Supplied data:
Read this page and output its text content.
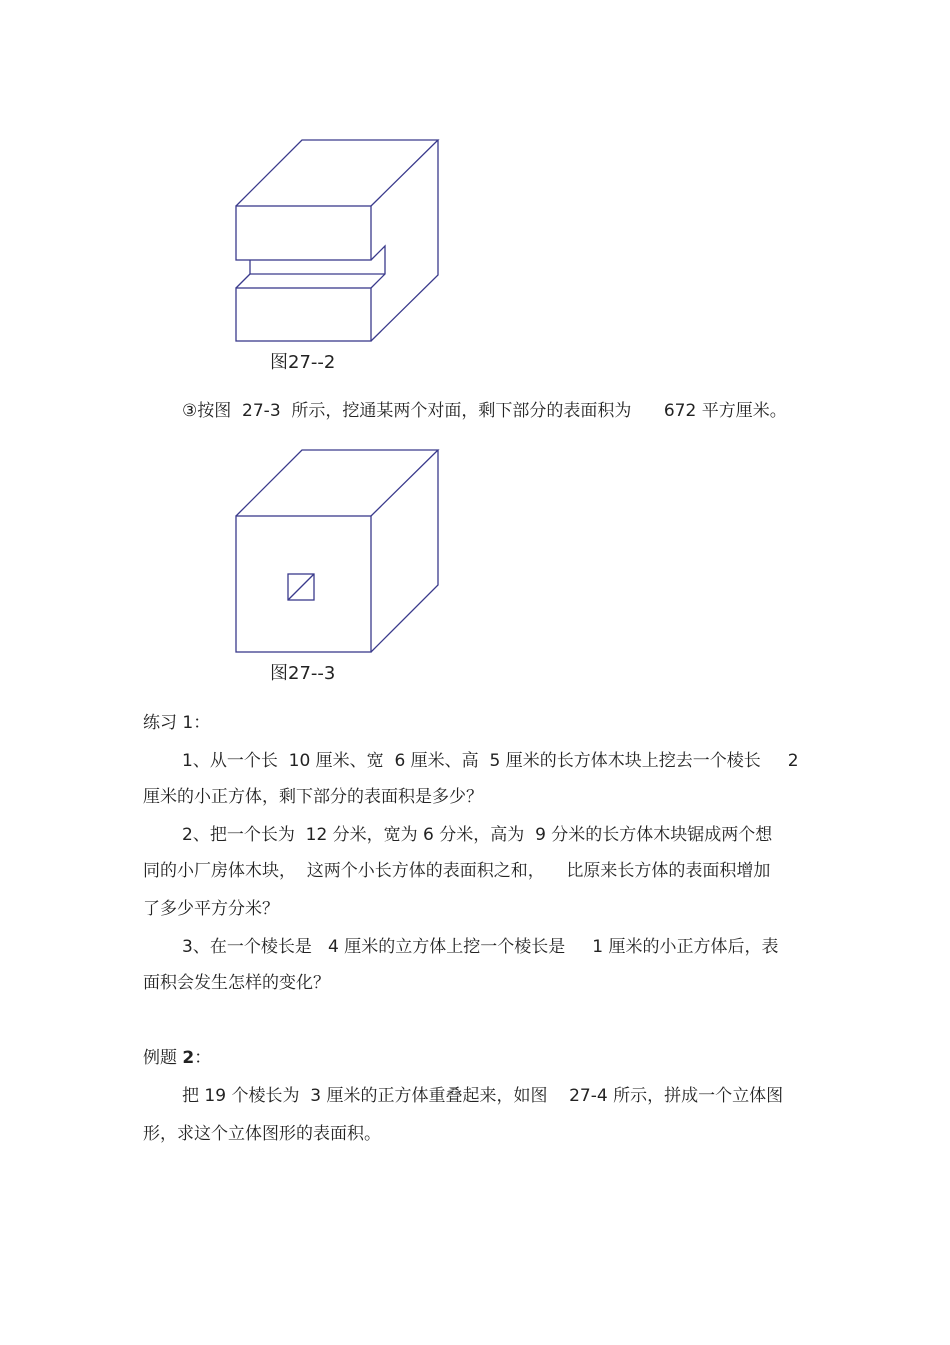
图27--2
③按图  27-3  所示，挖通某两个对面，剩下部分的表面积为      672 平方厘米。
图27--3
练习 1：
1、从一个长  10 厘米、宽  6 厘米、高  5 厘米的长方体木块上挖去一个棱长     2
厘米的小正方体，剩下部分的表面积是多少？
2、把一个长为  12 分米，宽为 6 分米，高为  9 分米的长方体木块锯成两个想
同的小厂房体木块，  这两个小长方体的表面积之和，    比原来长方体的表面积增加
了多少平方分米？
3、在一个棱长是   4 厘米的立方体上挖一个棱长是     1 厘米的小正方体后，表
面积会发生怎样的变化？
例题 2：
把 19 个棱长为  3 厘米的正方体重叠起来，如图    27-4 所示，拼成一个立体图
形，求这个立体图形的表面积。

What to do:
Output all of the records exactly as they appear above, but not the pictures.

Task answer:
Read this page and output its text content.
图27--2
③按图  27-3  所示，挖通某两个对面，剩下部分的表面积为      672 平方厘米。
图27--3
练习 1：
1、从一个长  10 厘米、宽  6 厘米、高  5 厘米的长方体木块上挖去一个棱长     2
厘米的小正方体，剩下部分的表面积是多少？
2、把一个长为  12 分米，宽为 6 分米，高为  9 分米的长方体木块锯成两个想
同的小厂房体木块，  这两个小长方体的表面积之和，    比原来长方体的表面积增加
了多少平方分米？
3、在一个棱长是   4 厘米的立方体上挖一个棱长是     1 厘米的小正方体后，表
面积会发生怎样的变化？
例题 2：
把 19 个棱长为  3 厘米的正方体重叠起来，如图    27-4 所示，拼成一个立体图
形，求这个立体图形的表面积。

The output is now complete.